What the task asks:
Every line containing the word "Favorites" needs to be found and copied.

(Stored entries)
----
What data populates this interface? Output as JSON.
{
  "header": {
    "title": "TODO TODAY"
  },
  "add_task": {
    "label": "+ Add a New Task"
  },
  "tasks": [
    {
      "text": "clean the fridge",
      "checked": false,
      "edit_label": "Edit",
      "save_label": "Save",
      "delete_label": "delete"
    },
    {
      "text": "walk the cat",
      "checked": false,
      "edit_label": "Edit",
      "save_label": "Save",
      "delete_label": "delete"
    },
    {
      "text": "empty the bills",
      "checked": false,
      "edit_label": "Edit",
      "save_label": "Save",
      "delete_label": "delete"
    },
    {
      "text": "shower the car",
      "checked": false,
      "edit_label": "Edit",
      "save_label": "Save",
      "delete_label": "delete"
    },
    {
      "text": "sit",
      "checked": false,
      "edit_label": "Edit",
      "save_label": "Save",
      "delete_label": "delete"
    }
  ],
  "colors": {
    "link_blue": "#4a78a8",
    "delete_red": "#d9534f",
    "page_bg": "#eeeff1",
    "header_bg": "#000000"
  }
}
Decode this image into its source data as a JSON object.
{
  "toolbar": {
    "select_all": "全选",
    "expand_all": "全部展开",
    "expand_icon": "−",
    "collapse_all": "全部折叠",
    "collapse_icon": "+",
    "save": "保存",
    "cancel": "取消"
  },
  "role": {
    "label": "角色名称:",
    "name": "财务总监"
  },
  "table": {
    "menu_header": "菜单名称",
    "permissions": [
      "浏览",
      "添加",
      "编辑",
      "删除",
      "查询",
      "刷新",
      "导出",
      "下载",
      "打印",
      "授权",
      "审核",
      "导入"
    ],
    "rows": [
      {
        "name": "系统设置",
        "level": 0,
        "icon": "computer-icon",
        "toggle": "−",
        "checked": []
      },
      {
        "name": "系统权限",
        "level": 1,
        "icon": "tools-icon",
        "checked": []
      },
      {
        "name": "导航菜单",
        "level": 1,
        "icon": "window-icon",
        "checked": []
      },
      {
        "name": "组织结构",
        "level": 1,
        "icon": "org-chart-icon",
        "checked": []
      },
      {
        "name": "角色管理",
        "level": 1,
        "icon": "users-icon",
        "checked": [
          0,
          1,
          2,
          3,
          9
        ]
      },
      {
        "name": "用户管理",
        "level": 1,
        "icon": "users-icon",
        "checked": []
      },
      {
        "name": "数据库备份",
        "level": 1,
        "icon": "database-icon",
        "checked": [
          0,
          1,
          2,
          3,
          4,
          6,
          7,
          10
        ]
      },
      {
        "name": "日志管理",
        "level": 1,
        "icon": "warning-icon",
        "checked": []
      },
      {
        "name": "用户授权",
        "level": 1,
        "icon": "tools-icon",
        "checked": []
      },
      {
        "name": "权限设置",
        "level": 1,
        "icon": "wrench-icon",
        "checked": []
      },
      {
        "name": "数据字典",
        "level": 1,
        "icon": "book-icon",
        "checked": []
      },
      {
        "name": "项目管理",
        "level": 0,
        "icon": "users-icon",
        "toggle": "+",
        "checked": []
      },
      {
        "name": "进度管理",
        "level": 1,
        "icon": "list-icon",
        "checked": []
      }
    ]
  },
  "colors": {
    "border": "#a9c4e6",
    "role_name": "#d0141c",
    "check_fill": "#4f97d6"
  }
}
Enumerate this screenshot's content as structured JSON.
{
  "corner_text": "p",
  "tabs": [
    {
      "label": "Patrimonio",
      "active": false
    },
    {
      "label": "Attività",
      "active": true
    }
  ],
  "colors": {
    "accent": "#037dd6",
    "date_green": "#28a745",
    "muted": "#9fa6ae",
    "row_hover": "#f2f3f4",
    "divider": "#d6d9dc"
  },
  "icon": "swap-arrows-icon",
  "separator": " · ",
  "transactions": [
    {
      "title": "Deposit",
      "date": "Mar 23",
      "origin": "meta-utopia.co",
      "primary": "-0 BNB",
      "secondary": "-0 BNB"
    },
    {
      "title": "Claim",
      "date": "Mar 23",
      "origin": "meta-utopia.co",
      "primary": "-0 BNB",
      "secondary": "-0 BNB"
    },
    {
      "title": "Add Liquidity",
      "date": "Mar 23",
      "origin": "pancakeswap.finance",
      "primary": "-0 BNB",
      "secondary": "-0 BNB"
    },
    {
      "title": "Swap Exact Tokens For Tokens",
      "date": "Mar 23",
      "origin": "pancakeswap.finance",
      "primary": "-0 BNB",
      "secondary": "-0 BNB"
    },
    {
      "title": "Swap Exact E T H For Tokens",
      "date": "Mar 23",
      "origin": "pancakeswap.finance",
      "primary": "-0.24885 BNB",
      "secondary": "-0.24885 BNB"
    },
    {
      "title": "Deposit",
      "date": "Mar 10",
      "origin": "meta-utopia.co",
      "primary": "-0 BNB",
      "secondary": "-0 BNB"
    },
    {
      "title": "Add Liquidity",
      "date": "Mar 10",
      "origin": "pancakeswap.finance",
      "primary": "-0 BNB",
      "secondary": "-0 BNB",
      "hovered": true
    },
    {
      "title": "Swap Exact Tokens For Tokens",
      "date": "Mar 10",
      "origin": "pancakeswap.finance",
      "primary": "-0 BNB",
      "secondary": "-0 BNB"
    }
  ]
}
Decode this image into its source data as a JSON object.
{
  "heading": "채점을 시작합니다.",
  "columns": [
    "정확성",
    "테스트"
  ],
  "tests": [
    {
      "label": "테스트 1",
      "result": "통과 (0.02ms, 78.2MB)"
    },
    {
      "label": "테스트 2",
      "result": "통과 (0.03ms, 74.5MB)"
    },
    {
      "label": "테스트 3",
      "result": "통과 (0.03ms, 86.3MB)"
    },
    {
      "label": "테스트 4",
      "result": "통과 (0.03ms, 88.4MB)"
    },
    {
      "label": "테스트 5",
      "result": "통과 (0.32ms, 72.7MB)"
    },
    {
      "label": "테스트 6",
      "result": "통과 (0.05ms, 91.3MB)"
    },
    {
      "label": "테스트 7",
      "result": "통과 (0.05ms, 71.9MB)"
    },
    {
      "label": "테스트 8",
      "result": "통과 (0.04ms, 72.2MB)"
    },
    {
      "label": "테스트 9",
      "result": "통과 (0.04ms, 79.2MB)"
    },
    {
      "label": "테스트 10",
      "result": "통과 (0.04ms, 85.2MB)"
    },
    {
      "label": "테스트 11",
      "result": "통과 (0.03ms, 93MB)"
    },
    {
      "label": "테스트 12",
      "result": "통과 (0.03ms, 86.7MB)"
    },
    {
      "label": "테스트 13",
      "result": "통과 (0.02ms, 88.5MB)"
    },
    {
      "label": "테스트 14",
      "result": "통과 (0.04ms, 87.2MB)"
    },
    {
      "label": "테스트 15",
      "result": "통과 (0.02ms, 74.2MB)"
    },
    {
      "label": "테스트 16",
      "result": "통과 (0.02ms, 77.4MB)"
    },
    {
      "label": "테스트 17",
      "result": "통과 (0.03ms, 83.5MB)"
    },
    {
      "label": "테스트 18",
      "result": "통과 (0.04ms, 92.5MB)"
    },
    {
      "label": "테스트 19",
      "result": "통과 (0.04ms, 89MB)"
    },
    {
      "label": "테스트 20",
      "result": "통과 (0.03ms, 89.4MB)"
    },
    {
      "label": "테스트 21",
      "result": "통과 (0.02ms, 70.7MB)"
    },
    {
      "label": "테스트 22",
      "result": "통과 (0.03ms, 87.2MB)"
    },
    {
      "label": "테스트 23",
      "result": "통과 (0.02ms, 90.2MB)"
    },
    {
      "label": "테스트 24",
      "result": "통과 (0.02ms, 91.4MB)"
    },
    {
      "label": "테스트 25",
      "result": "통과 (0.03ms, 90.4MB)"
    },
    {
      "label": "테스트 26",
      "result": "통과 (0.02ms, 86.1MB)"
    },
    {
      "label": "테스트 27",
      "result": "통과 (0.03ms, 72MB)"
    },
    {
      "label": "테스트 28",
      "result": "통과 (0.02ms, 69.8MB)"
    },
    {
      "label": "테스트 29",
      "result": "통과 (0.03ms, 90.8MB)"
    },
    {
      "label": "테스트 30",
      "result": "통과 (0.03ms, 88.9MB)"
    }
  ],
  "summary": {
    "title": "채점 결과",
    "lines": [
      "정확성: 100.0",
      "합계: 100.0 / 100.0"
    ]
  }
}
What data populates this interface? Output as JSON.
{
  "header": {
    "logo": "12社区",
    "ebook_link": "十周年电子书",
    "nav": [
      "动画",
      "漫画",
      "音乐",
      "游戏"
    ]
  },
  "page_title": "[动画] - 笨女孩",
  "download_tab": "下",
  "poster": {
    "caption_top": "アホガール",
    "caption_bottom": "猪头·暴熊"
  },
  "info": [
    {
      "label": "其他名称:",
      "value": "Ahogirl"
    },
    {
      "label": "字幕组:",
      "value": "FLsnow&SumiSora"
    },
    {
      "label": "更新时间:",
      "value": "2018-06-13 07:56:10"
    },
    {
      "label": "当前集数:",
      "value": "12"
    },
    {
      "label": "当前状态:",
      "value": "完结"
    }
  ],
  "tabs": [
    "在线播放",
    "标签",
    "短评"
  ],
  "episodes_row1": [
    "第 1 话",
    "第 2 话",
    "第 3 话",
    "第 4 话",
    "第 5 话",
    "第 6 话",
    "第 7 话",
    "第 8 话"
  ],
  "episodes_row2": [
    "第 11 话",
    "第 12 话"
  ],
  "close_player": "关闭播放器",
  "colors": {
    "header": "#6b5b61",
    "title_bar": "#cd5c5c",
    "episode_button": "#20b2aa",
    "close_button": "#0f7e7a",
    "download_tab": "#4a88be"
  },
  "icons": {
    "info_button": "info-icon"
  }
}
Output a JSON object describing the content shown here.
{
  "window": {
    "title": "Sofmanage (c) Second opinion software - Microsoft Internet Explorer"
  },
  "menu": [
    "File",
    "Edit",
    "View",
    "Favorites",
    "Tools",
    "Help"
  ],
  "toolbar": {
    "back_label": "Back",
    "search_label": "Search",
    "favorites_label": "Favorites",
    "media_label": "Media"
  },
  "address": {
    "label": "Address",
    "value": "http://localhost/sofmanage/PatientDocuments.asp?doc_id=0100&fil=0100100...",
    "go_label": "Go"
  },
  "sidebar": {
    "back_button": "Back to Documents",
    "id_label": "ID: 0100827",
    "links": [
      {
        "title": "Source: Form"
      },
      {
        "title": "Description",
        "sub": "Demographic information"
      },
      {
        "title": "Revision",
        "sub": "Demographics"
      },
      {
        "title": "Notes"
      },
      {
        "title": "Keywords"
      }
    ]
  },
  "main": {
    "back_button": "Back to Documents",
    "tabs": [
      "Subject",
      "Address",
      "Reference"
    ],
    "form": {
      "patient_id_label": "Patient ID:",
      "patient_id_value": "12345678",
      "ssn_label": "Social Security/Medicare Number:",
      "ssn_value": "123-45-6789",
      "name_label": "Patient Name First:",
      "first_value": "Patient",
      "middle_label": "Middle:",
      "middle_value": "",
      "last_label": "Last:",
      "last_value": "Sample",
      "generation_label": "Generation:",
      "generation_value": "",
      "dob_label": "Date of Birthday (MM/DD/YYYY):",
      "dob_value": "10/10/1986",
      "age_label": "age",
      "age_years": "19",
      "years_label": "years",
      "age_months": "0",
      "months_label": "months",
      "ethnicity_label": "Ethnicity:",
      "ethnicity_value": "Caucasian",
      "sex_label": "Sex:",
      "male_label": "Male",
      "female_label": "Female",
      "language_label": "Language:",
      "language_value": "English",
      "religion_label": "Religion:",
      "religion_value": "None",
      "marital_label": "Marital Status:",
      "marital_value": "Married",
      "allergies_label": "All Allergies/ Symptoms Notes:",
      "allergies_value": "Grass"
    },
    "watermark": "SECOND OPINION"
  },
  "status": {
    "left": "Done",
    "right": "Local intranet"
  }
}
----
Solution to the problem:
    "Favorites",
    "favorites_label": "Favorites",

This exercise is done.